## [YOUR INSTRUCTIONS]
Filter these entries so that only lines with the word "What" remain.

## [ENTRIES]
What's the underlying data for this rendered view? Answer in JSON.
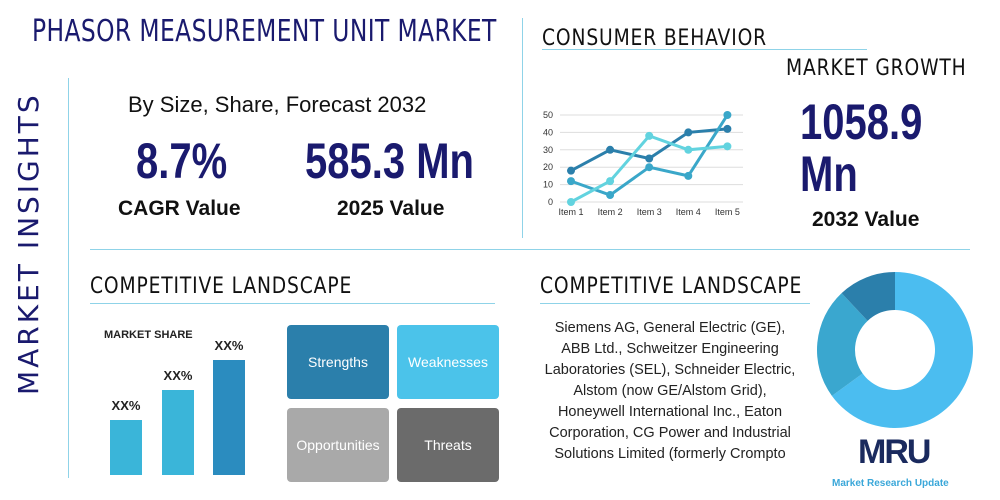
* * *
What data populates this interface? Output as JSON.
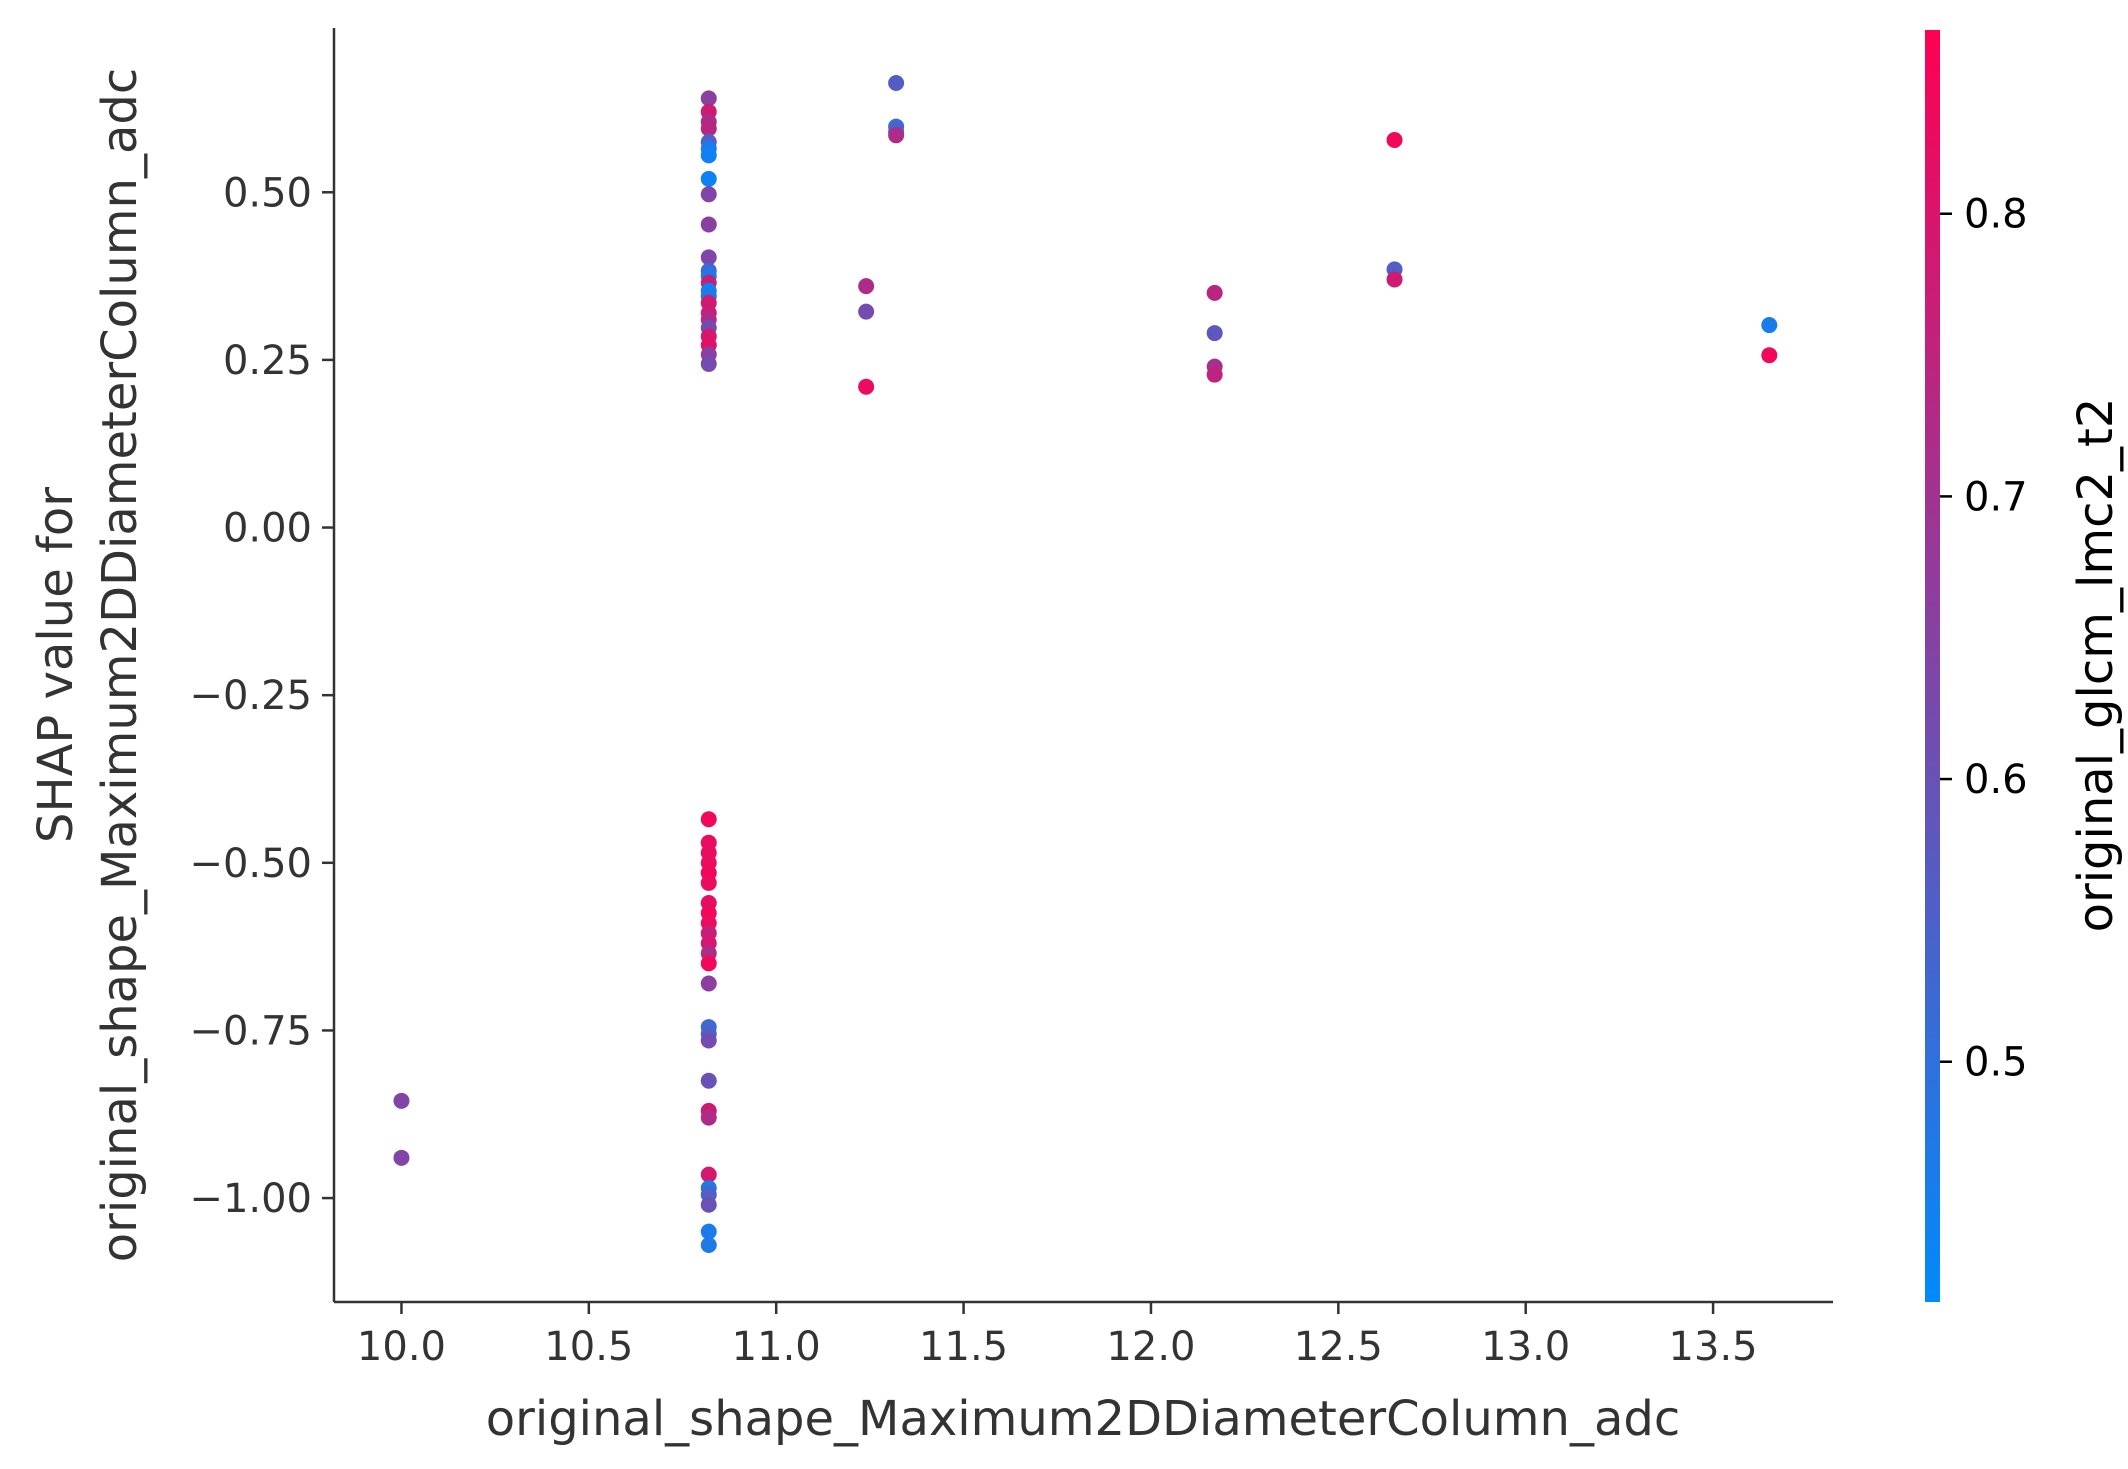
==
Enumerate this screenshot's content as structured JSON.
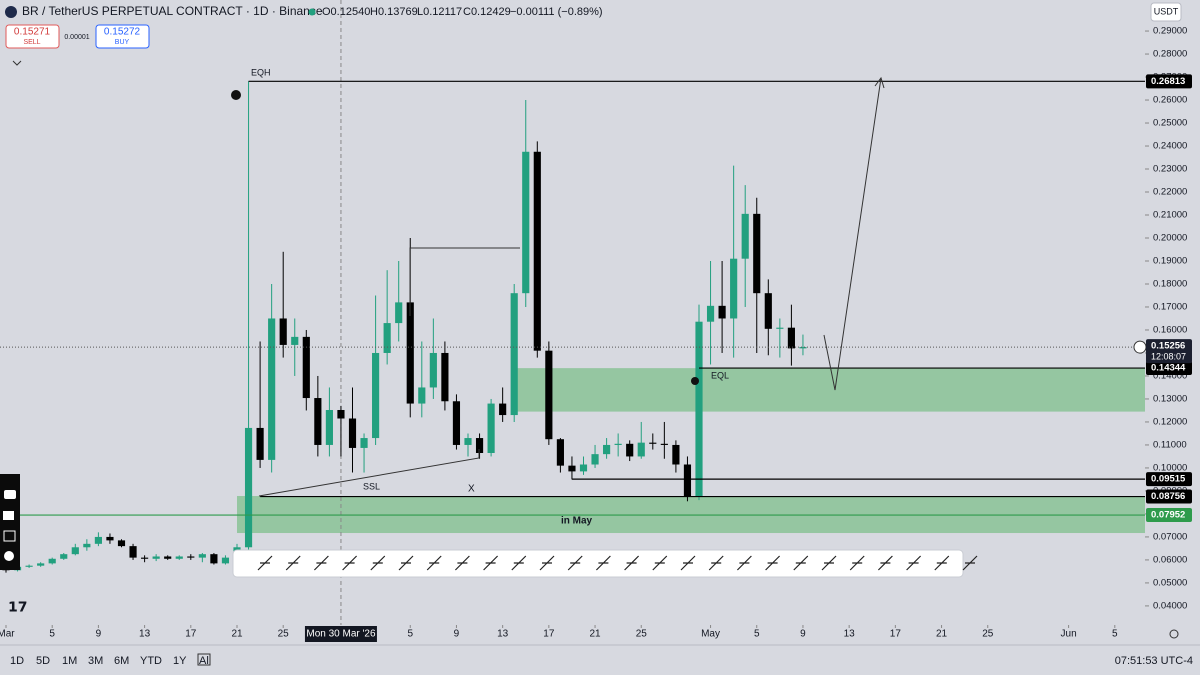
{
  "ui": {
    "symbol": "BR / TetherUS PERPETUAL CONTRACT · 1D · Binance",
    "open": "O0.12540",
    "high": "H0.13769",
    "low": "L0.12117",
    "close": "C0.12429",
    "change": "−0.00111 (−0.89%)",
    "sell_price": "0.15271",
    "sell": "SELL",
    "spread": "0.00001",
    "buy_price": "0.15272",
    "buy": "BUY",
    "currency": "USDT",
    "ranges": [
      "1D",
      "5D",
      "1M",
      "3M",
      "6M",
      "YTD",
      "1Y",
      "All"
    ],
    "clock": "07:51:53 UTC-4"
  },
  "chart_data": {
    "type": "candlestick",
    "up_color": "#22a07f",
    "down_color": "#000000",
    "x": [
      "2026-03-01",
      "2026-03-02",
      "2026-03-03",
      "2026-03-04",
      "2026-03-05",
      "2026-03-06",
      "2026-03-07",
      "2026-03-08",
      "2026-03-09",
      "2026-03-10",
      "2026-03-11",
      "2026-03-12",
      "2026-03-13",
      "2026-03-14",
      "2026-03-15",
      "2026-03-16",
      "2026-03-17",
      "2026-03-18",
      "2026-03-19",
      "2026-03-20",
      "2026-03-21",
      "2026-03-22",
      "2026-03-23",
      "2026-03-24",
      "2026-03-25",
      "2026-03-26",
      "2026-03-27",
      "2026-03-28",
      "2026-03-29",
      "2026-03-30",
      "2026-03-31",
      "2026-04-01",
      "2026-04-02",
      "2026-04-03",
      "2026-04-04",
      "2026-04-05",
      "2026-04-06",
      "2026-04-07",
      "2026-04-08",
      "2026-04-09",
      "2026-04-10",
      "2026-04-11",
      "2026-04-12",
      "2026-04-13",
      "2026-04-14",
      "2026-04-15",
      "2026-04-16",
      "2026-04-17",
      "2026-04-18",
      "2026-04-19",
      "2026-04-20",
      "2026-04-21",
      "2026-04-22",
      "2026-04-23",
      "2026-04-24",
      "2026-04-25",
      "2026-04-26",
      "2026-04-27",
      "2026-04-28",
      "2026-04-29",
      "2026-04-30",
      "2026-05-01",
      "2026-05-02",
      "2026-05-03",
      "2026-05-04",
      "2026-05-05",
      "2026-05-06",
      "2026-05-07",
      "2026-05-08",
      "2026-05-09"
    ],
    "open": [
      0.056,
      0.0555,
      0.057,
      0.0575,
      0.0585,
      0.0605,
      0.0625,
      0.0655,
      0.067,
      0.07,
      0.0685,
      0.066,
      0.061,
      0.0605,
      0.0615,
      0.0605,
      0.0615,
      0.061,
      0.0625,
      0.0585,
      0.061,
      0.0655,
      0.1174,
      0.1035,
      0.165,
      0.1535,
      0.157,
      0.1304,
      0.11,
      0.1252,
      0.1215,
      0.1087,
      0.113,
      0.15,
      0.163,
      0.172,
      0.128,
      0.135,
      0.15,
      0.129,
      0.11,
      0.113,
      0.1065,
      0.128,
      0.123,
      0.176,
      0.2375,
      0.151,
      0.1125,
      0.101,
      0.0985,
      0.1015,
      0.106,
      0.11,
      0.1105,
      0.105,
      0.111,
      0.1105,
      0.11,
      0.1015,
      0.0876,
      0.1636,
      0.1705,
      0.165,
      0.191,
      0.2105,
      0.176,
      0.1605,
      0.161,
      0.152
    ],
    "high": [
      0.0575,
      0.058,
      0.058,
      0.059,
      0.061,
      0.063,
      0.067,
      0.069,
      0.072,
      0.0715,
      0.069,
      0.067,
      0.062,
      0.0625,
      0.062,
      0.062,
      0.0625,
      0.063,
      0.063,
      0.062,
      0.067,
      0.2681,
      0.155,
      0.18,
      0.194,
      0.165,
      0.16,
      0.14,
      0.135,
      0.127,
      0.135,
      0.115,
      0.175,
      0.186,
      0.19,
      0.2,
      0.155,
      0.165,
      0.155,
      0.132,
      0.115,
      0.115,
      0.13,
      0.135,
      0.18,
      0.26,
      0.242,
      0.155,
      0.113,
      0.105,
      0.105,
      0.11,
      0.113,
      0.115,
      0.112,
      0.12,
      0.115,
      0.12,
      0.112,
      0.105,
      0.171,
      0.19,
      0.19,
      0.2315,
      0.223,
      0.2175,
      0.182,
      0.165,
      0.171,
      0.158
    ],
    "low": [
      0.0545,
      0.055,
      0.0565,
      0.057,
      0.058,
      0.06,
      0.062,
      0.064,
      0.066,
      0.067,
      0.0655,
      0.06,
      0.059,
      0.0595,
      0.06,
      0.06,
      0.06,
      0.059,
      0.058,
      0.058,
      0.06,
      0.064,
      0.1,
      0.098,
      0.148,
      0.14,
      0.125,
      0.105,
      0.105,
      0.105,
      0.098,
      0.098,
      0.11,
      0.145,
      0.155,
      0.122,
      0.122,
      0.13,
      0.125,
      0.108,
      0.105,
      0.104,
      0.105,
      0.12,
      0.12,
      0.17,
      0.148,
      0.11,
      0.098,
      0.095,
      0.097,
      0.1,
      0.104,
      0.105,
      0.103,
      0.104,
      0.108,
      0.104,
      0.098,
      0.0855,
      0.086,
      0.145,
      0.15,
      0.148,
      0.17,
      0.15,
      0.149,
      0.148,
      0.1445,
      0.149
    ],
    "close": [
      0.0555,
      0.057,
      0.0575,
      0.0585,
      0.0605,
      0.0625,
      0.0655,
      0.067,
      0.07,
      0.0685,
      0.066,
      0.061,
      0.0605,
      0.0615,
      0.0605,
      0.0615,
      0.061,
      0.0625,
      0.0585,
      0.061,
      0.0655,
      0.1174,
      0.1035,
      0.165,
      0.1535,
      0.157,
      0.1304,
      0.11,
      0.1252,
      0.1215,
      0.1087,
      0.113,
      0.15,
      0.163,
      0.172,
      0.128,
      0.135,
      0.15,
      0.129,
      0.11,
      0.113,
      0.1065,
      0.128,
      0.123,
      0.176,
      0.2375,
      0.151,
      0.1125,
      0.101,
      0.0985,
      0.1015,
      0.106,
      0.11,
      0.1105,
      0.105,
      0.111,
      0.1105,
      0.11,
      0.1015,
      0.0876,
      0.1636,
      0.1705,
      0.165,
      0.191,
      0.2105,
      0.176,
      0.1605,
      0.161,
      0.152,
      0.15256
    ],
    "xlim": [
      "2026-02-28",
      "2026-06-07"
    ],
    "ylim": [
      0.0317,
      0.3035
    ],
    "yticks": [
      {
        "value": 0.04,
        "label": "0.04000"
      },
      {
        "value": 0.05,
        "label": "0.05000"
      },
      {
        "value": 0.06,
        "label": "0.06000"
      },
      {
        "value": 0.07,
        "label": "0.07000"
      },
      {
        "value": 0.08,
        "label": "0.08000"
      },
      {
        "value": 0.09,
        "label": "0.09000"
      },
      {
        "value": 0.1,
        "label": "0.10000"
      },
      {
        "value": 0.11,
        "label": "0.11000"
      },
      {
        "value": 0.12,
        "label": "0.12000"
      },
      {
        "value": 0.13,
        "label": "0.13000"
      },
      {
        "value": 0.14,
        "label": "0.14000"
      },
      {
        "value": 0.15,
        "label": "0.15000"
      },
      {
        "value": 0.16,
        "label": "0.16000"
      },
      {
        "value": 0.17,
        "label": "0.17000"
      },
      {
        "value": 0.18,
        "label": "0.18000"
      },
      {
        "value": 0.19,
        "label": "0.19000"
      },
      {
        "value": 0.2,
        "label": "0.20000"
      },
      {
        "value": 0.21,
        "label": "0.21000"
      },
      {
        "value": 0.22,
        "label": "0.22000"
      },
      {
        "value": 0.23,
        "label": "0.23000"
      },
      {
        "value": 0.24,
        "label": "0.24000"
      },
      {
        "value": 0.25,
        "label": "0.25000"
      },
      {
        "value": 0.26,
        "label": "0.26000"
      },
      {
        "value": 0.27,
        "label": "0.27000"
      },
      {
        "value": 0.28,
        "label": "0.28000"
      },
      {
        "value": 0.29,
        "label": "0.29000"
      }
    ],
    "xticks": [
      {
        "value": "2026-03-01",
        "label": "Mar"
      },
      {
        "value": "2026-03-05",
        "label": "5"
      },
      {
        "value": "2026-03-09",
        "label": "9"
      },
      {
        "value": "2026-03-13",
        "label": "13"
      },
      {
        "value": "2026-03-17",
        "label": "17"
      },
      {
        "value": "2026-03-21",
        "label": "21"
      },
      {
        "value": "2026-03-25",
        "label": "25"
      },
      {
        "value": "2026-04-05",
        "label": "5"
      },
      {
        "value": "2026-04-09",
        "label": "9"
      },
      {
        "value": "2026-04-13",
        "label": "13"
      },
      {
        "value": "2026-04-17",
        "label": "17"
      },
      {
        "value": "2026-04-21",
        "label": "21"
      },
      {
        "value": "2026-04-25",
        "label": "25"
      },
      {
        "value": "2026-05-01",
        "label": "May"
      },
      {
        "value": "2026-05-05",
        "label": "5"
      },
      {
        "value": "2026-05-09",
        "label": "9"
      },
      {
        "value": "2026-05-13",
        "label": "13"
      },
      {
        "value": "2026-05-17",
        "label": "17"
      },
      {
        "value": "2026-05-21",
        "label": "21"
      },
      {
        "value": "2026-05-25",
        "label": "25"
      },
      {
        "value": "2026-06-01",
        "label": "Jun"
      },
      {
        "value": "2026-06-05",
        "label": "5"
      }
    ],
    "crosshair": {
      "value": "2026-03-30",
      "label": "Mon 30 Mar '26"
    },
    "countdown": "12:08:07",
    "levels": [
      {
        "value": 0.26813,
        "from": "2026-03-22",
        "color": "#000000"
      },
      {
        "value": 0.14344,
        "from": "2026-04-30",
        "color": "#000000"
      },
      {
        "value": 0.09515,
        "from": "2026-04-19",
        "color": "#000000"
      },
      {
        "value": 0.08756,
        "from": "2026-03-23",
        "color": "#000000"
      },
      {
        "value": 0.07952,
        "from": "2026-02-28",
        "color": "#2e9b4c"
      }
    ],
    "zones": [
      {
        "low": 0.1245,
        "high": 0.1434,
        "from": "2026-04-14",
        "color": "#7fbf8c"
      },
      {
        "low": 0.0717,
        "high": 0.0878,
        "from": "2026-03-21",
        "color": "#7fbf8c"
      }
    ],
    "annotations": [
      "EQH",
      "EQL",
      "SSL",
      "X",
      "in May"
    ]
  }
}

## [WRITTEN ANSWER]
What's the underlying data for this rendered view? Answer in JSON.
What data populates this interface? Output as JSON.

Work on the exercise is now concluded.